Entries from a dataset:
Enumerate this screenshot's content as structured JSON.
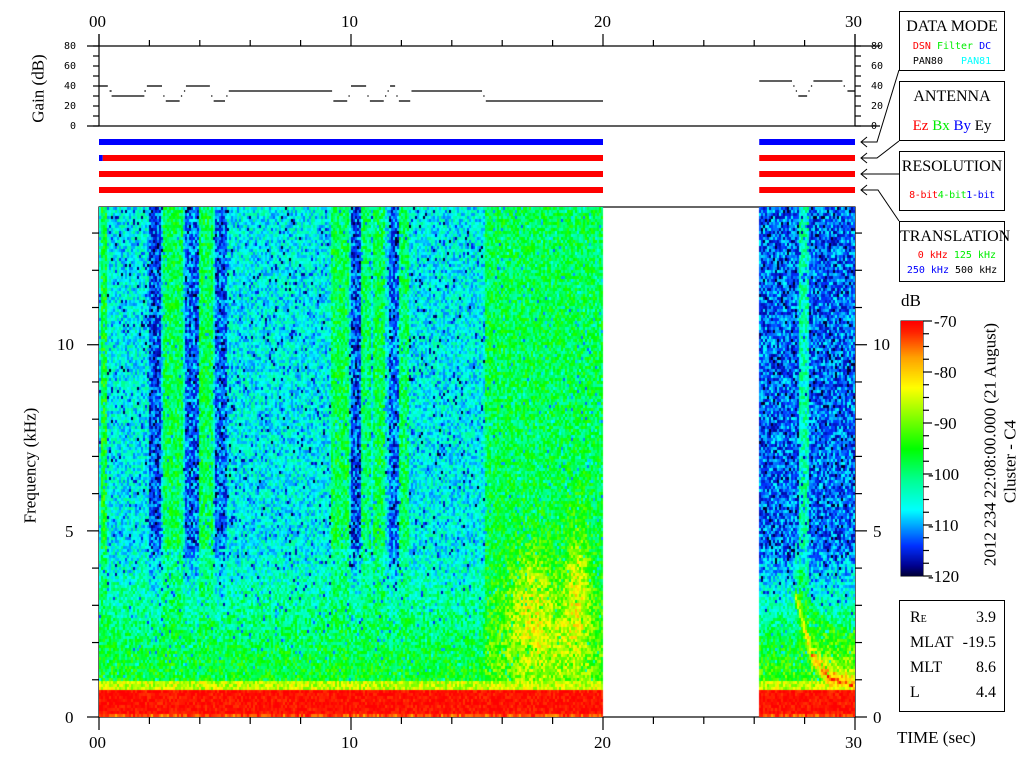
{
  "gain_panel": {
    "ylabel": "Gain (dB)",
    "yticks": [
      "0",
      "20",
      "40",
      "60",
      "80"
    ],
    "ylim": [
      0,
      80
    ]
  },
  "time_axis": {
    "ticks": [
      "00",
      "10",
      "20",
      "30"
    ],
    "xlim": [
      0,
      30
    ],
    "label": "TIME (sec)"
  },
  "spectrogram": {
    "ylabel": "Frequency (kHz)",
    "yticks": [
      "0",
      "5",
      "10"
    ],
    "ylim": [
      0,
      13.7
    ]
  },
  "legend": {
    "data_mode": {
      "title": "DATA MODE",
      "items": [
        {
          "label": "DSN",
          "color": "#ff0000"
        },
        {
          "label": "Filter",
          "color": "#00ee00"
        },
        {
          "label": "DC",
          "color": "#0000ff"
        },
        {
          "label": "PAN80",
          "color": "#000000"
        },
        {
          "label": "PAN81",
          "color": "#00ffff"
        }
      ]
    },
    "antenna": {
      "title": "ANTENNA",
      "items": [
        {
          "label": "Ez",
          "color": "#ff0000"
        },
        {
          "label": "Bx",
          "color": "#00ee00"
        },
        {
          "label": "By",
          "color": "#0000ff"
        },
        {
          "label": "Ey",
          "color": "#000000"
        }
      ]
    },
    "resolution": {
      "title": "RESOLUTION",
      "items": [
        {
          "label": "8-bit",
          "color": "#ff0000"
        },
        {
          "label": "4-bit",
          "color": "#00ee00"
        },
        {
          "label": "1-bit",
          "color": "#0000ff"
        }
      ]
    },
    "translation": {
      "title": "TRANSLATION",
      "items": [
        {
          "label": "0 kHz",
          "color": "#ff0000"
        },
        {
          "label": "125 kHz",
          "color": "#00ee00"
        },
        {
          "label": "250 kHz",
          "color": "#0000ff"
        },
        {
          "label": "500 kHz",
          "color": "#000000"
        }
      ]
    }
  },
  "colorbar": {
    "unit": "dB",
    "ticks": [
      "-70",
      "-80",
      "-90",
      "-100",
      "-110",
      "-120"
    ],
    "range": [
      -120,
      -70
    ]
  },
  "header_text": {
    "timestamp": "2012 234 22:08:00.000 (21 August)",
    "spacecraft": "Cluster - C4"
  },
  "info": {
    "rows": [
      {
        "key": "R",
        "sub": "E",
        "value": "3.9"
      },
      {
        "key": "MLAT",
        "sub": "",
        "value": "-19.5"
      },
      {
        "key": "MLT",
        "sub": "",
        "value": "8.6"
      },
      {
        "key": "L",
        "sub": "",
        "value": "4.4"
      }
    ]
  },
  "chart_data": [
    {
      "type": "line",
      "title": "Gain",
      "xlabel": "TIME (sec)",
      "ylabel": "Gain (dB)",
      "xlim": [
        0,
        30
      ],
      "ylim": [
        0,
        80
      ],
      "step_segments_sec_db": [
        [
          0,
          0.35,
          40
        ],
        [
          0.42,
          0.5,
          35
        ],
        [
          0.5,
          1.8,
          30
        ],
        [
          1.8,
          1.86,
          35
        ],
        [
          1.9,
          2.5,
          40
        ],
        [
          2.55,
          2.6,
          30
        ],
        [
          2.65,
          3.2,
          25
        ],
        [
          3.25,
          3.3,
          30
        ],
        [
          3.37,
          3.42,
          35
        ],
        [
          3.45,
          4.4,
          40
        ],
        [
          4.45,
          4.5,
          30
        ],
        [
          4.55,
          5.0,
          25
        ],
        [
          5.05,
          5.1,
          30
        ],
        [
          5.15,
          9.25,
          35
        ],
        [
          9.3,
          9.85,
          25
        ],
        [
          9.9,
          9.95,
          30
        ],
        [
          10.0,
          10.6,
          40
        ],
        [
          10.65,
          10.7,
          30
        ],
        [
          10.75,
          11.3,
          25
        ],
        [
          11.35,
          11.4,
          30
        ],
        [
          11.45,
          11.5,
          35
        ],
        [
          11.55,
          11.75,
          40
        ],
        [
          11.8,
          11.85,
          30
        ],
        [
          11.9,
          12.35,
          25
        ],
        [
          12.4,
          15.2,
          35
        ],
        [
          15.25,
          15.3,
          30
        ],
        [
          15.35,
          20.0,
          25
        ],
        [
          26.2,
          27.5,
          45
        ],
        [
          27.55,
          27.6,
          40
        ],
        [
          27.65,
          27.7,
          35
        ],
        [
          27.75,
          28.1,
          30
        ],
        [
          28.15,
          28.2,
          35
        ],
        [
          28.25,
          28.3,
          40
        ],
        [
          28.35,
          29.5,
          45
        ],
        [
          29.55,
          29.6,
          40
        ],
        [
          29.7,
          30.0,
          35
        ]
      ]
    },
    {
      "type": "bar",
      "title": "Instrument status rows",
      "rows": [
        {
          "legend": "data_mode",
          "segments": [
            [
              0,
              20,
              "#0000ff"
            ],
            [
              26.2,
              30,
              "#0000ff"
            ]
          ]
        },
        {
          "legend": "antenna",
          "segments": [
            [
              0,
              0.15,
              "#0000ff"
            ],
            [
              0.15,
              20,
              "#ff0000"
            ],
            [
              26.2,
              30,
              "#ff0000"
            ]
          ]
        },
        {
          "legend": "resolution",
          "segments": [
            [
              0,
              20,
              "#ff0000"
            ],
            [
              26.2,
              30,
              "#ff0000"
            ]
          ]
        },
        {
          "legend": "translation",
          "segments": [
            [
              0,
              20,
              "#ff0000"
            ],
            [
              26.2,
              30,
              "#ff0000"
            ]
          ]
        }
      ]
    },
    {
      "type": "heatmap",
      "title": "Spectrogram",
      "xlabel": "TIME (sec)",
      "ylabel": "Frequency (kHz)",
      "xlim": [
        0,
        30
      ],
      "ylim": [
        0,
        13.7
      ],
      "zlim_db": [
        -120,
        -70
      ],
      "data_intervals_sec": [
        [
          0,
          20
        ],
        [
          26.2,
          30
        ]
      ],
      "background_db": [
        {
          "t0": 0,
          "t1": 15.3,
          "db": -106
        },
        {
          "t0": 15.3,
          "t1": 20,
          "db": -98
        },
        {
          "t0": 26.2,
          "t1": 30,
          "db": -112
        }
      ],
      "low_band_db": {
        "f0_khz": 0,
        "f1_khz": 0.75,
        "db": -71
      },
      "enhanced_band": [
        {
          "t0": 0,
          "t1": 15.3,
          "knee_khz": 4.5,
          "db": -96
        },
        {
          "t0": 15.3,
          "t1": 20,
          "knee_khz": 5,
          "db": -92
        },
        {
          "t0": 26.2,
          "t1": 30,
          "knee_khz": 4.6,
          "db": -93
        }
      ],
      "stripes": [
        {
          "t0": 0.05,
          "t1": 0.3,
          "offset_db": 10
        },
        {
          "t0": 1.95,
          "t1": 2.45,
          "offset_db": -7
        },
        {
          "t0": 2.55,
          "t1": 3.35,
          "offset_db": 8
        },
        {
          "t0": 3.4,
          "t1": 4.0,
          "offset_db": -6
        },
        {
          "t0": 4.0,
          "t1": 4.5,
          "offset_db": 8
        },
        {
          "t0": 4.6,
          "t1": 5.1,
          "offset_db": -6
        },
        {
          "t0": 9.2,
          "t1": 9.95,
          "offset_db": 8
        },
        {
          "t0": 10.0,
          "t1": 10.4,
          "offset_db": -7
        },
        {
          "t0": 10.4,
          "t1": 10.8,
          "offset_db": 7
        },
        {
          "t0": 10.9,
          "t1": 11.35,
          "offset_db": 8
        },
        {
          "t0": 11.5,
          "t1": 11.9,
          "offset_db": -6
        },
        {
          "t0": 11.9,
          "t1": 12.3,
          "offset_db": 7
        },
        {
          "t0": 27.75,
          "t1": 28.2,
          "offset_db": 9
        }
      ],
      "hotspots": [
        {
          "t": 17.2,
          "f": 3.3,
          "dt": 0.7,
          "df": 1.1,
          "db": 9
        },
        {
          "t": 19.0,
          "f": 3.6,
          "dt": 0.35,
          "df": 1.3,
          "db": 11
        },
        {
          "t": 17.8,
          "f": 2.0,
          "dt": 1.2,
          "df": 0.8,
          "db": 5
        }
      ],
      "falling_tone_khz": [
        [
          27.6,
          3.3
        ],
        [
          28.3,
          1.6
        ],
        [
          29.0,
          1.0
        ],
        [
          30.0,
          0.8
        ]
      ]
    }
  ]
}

* **Requirement**
Pick out each line containing the string "ylabel" and copy it.

* **Written reply**
    "ylabel": "Gain (dB)",
    "ylabel": "Frequency (kHz)",
      "ylabel": "Gain (dB)",
      "ylabel": "Frequency (kHz)",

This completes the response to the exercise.